----- DATA SHOWN

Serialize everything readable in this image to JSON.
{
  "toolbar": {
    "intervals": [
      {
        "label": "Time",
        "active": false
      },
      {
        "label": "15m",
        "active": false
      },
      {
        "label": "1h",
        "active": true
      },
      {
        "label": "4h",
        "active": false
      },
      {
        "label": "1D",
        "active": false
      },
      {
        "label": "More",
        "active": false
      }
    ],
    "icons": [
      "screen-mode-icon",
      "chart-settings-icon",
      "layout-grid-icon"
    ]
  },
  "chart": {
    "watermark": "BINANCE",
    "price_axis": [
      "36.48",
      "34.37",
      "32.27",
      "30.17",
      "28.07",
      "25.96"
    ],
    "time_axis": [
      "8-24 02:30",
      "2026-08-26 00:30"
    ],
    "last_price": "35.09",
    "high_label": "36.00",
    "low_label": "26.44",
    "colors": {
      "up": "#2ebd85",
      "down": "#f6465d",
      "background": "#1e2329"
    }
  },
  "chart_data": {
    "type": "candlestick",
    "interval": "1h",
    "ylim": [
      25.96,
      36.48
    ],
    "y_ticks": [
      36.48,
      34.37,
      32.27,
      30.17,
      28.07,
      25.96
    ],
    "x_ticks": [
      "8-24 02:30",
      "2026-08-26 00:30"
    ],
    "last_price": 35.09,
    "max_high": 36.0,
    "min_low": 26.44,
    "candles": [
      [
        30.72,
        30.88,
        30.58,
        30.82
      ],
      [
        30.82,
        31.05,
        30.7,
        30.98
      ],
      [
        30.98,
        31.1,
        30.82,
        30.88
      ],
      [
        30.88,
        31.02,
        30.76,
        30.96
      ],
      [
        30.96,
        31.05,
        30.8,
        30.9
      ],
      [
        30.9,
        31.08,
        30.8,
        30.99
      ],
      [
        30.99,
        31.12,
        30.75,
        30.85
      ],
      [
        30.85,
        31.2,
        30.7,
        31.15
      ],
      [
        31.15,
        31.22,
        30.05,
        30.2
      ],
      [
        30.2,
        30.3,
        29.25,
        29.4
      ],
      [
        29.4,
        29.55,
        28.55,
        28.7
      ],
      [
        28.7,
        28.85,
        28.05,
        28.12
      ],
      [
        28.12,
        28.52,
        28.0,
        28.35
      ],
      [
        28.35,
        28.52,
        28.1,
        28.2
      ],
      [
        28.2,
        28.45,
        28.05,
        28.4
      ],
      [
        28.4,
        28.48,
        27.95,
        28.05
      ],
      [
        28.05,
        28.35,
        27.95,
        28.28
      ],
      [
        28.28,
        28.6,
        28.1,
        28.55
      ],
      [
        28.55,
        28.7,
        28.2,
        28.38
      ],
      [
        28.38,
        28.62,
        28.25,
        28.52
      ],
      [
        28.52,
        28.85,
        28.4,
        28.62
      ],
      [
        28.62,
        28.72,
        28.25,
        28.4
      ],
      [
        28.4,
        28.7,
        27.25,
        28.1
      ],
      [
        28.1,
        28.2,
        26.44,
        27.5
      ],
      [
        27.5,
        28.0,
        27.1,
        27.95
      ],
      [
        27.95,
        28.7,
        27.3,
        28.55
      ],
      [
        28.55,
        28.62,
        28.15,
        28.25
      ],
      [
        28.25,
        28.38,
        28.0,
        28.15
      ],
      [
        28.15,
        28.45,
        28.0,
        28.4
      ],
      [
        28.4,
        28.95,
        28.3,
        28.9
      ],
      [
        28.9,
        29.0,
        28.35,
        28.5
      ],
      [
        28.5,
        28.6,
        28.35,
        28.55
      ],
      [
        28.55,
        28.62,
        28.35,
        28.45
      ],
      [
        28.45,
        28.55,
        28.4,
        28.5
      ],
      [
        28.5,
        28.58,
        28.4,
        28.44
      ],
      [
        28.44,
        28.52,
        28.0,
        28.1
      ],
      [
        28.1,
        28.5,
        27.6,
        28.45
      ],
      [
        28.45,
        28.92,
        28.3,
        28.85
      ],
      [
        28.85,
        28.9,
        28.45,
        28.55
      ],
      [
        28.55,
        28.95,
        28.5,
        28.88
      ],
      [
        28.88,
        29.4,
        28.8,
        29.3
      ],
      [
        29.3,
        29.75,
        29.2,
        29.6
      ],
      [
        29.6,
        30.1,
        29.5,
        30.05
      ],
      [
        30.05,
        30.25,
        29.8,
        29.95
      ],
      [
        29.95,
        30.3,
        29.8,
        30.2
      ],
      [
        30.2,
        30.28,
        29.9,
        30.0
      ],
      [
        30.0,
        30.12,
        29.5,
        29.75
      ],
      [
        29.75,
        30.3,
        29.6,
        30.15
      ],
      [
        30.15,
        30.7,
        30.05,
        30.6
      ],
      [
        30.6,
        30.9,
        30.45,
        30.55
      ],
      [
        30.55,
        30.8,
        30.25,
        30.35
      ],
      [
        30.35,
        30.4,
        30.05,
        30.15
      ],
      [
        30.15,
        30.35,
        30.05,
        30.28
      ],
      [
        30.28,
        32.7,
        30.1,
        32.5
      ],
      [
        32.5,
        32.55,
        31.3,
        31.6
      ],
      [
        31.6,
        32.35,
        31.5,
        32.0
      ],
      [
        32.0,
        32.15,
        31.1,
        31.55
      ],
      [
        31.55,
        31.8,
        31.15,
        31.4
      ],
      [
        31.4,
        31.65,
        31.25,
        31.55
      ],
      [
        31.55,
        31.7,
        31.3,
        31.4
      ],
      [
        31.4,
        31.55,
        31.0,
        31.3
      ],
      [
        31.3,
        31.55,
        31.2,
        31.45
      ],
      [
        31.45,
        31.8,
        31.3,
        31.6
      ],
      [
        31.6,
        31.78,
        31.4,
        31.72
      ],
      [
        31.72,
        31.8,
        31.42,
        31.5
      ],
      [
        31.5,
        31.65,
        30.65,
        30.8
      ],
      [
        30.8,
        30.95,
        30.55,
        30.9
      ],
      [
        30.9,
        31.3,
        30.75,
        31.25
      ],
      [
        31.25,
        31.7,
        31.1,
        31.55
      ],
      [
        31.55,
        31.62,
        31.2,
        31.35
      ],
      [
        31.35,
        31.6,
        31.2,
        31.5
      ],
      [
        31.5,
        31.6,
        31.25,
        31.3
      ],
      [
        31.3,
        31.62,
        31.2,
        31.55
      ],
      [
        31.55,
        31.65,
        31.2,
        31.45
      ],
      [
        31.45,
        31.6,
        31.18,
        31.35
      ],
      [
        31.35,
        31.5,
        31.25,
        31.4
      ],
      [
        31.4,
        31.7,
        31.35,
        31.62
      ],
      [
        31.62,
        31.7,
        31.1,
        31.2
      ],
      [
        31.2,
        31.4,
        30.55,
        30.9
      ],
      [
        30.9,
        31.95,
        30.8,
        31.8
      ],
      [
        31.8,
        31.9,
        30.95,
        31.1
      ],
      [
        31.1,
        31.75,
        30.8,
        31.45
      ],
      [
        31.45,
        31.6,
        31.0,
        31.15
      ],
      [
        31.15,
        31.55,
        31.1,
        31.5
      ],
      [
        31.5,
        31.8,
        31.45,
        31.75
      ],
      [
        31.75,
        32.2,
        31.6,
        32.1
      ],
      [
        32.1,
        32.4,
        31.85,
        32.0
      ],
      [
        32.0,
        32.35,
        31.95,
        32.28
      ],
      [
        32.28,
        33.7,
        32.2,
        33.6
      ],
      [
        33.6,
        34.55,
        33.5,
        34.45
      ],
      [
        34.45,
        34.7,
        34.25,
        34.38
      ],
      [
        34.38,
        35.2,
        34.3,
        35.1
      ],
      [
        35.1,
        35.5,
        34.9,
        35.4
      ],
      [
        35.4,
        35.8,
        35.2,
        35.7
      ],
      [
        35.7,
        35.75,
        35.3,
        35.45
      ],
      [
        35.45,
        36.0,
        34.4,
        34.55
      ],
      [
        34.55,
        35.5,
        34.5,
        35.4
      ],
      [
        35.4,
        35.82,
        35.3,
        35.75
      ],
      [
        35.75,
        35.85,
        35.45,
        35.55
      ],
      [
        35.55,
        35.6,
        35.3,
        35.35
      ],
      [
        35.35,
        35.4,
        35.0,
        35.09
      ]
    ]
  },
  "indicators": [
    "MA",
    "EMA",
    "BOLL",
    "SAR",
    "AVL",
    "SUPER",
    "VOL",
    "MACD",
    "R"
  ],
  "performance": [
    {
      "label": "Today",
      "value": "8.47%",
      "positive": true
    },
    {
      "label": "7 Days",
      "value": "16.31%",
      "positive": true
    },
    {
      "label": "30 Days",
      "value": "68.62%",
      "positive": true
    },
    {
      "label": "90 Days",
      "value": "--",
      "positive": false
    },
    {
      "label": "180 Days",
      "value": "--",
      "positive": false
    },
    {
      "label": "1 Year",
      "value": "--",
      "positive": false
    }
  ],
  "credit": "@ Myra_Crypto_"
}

----------

**INSTRUCTIONS FOR THE TASK**. Return all lines containing the word "Days".

**WRITTEN ANSWER**.
      "label": "7 Days",
      "label": "30 Days",
      "label": "90 Days",
      "label": "180 Days",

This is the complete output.